- _THE REQUEST_
Count the lines in the entries below that contain the string "Hello", treating uppercase and lowercase letters as distinct. Reply with the number alone.

== EXERCISE MATERIAL ==

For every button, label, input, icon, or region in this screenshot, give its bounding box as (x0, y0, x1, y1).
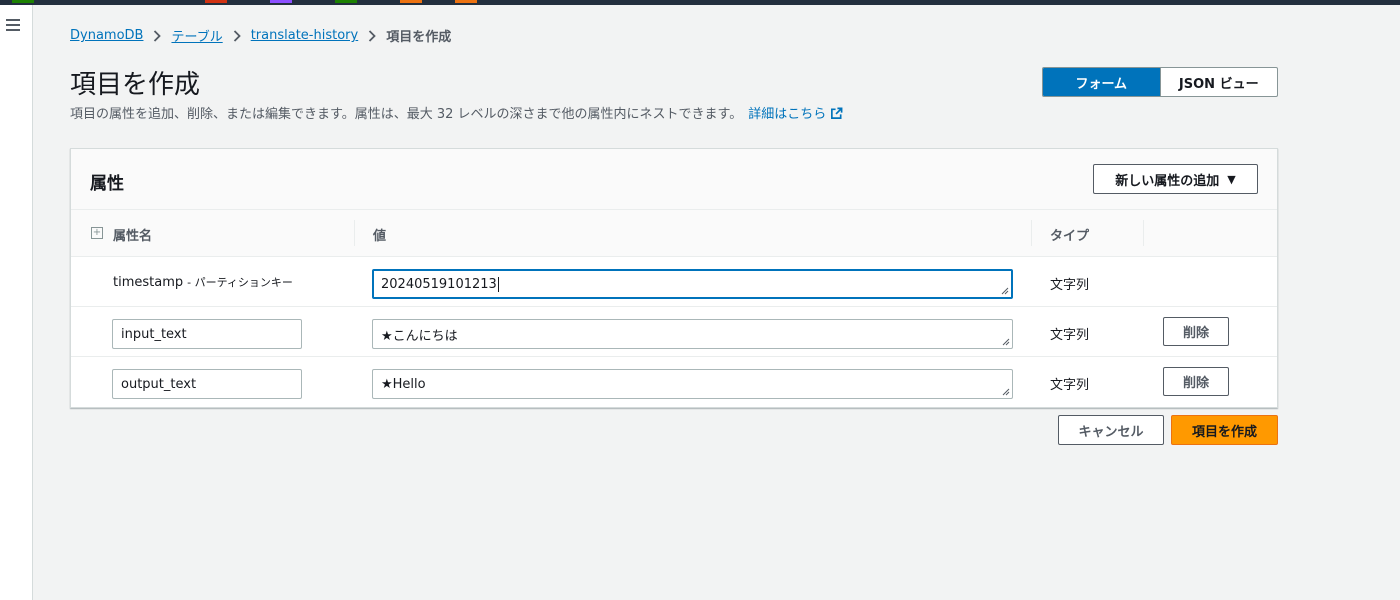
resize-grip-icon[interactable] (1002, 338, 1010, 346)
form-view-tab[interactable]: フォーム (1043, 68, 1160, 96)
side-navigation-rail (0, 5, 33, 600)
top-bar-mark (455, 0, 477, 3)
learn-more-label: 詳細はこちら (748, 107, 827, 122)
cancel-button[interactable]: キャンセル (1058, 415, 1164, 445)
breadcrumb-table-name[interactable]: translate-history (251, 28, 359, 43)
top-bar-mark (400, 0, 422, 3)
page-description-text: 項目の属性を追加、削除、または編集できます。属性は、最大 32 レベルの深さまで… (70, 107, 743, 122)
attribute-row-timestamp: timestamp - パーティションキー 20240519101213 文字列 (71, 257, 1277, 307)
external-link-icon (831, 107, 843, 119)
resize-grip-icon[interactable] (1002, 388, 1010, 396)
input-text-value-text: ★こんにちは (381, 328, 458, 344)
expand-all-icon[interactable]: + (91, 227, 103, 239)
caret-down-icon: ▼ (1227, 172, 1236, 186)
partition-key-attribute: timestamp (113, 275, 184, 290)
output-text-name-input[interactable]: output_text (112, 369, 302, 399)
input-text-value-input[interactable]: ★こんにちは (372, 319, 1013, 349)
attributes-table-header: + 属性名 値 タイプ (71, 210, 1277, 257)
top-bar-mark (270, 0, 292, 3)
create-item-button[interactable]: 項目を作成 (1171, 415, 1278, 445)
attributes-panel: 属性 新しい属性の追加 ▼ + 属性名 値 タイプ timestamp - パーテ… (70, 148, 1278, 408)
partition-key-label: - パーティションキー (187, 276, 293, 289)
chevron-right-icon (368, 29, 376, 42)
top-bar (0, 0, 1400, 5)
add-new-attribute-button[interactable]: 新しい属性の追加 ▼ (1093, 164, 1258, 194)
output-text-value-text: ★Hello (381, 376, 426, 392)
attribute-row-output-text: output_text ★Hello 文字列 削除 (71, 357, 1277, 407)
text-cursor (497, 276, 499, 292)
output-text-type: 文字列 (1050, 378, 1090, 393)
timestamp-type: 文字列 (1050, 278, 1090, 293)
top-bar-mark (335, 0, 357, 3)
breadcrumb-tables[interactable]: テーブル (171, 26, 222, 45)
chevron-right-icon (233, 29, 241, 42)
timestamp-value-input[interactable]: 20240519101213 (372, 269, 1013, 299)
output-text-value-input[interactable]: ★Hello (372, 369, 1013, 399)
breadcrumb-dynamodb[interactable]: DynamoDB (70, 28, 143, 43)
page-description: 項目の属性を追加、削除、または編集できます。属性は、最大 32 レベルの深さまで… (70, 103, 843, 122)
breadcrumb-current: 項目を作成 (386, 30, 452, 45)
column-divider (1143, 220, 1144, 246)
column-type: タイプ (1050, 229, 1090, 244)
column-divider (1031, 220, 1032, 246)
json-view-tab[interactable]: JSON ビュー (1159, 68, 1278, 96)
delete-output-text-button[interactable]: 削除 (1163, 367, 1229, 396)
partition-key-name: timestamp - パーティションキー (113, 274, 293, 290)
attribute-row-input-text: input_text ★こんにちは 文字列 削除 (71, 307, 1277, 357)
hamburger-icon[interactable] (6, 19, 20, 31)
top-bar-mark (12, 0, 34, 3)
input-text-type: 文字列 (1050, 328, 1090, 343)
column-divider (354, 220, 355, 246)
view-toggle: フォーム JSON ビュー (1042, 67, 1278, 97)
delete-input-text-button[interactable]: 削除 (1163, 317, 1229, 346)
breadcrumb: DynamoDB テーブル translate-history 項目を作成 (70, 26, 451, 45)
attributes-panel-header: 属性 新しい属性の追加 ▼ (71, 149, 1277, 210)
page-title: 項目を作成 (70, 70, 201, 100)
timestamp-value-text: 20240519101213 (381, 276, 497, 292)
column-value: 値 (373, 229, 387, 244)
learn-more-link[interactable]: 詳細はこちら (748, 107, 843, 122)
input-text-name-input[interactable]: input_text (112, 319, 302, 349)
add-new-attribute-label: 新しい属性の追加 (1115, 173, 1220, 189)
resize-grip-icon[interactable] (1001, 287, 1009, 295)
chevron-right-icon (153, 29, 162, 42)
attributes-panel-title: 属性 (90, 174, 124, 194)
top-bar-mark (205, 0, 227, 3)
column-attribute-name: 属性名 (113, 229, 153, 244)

===

- _SOLUTION TO THIS TASK_
3